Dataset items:
----

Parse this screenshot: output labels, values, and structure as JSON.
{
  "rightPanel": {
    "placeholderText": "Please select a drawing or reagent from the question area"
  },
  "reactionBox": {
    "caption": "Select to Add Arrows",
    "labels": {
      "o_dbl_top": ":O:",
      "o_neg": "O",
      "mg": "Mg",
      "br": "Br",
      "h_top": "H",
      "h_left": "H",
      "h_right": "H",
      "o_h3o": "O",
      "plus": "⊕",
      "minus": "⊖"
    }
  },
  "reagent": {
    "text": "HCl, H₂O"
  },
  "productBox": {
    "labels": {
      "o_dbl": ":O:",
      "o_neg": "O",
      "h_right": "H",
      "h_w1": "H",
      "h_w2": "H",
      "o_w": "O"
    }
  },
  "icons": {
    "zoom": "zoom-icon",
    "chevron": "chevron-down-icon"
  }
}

----

→ DESCRIPTION OF THE TASK: How many lines in the records hold the string "reagent"? Reply with the number alone.

→ RESULT FOR THIS TASK: 2